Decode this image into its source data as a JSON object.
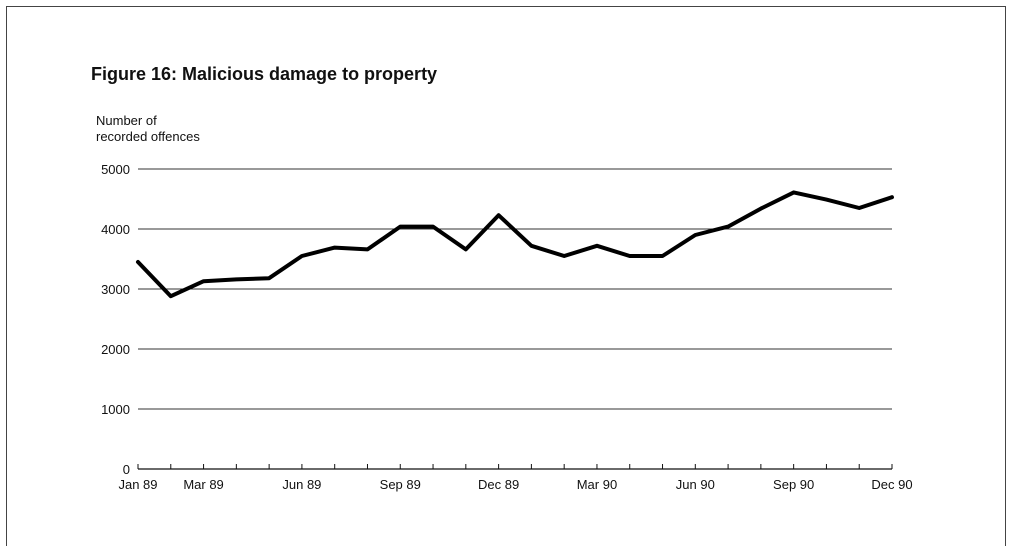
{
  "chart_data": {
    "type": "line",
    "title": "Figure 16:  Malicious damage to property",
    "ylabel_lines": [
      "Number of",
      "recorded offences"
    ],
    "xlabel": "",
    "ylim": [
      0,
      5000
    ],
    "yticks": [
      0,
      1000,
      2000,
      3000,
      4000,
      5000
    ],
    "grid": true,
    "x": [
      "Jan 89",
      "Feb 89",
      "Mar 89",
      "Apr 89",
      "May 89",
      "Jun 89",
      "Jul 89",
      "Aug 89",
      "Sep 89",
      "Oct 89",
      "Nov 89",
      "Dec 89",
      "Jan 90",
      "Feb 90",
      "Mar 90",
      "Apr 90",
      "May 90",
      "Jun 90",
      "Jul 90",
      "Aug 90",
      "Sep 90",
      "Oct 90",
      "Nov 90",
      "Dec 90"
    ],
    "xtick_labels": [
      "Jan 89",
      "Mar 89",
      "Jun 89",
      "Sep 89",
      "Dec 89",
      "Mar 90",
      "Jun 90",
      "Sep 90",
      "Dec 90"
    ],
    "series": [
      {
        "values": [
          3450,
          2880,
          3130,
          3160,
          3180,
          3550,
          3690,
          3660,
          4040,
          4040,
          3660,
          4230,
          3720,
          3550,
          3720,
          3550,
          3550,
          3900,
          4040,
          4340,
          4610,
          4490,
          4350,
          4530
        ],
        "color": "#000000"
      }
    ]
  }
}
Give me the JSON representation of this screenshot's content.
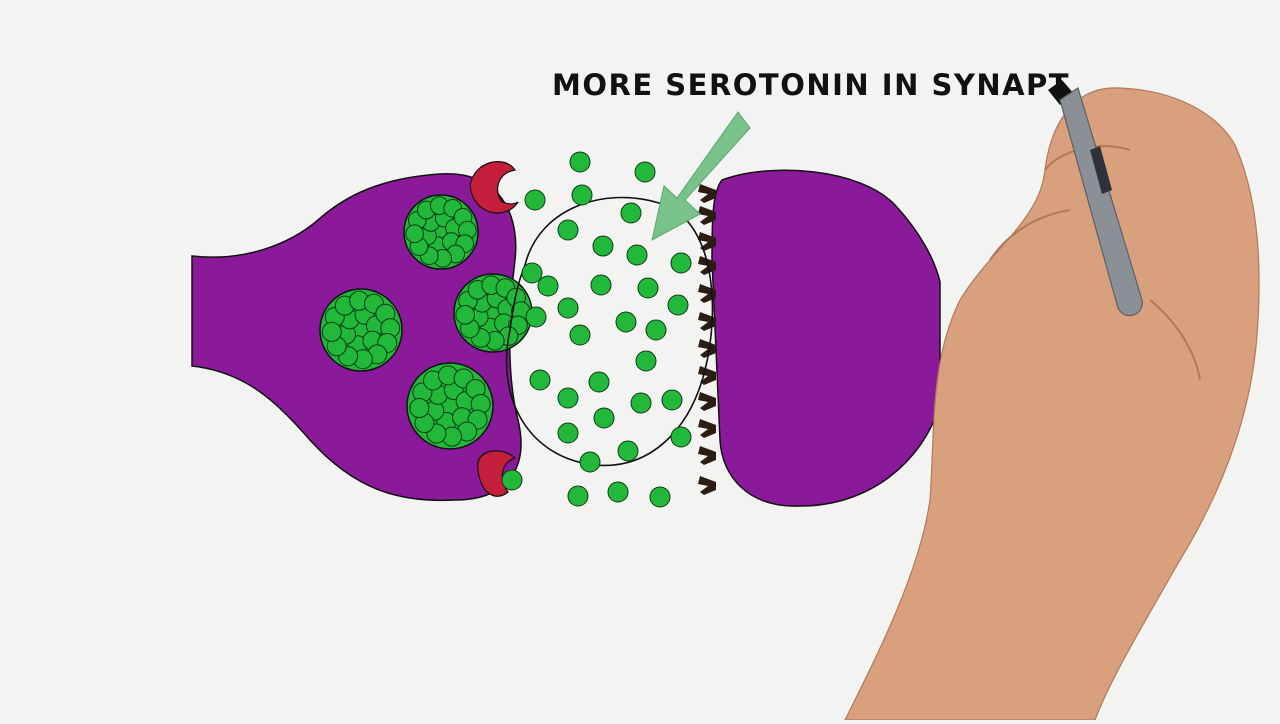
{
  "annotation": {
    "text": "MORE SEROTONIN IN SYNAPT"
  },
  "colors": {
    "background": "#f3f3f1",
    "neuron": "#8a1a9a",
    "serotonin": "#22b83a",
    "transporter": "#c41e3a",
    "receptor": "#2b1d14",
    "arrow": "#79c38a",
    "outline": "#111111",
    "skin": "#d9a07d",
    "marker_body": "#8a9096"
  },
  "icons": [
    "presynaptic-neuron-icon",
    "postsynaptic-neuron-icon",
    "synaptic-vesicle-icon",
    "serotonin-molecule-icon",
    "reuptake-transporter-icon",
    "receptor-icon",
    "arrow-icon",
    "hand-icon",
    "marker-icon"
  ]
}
○ ○ ○
▶ [Task to complete] Reproduce the records verbatim, omitting all images they contain.

▶ [Written solution]
Decode this image into its source data as a JSON object.
{
  "chart_data": {
    "type": "line",
    "title": "Figure 16:  Malicious damage to property",
    "ylabel_lines": [
      "Number of",
      "recorded offences"
    ],
    "xlabel": "",
    "ylim": [
      0,
      5000
    ],
    "yticks": [
      0,
      1000,
      2000,
      3000,
      4000,
      5000
    ],
    "grid": true,
    "x": [
      "Jan 89",
      "Feb 89",
      "Mar 89",
      "Apr 89",
      "May 89",
      "Jun 89",
      "Jul 89",
      "Aug 89",
      "Sep 89",
      "Oct 89",
      "Nov 89",
      "Dec 89",
      "Jan 90",
      "Feb 90",
      "Mar 90",
      "Apr 90",
      "May 90",
      "Jun 90",
      "Jul 90",
      "Aug 90",
      "Sep 90",
      "Oct 90",
      "Nov 90",
      "Dec 90"
    ],
    "xtick_labels": [
      "Jan 89",
      "Mar 89",
      "Jun 89",
      "Sep 89",
      "Dec 89",
      "Mar 90",
      "Jun 90",
      "Sep 90",
      "Dec 90"
    ],
    "series": [
      {
        "values": [
          3450,
          2880,
          3130,
          3160,
          3180,
          3550,
          3690,
          3660,
          4040,
          4040,
          3660,
          4230,
          3720,
          3550,
          3720,
          3550,
          3550,
          3900,
          4040,
          4340,
          4610,
          4490,
          4350,
          4530
        ],
        "color": "#000000"
      }
    ]
  }
}
Give me the JSON representation of this screenshot's content.
{
  "annotation": {
    "text": "MORE SEROTONIN IN SYNAPT"
  },
  "colors": {
    "background": "#f3f3f1",
    "neuron": "#8a1a9a",
    "serotonin": "#22b83a",
    "transporter": "#c41e3a",
    "receptor": "#2b1d14",
    "arrow": "#79c38a",
    "outline": "#111111",
    "skin": "#d9a07d",
    "marker_body": "#8a9096"
  },
  "icons": [
    "presynaptic-neuron-icon",
    "postsynaptic-neuron-icon",
    "synaptic-vesicle-icon",
    "serotonin-molecule-icon",
    "reuptake-transporter-icon",
    "receptor-icon",
    "arrow-icon",
    "hand-icon",
    "marker-icon"
  ]
}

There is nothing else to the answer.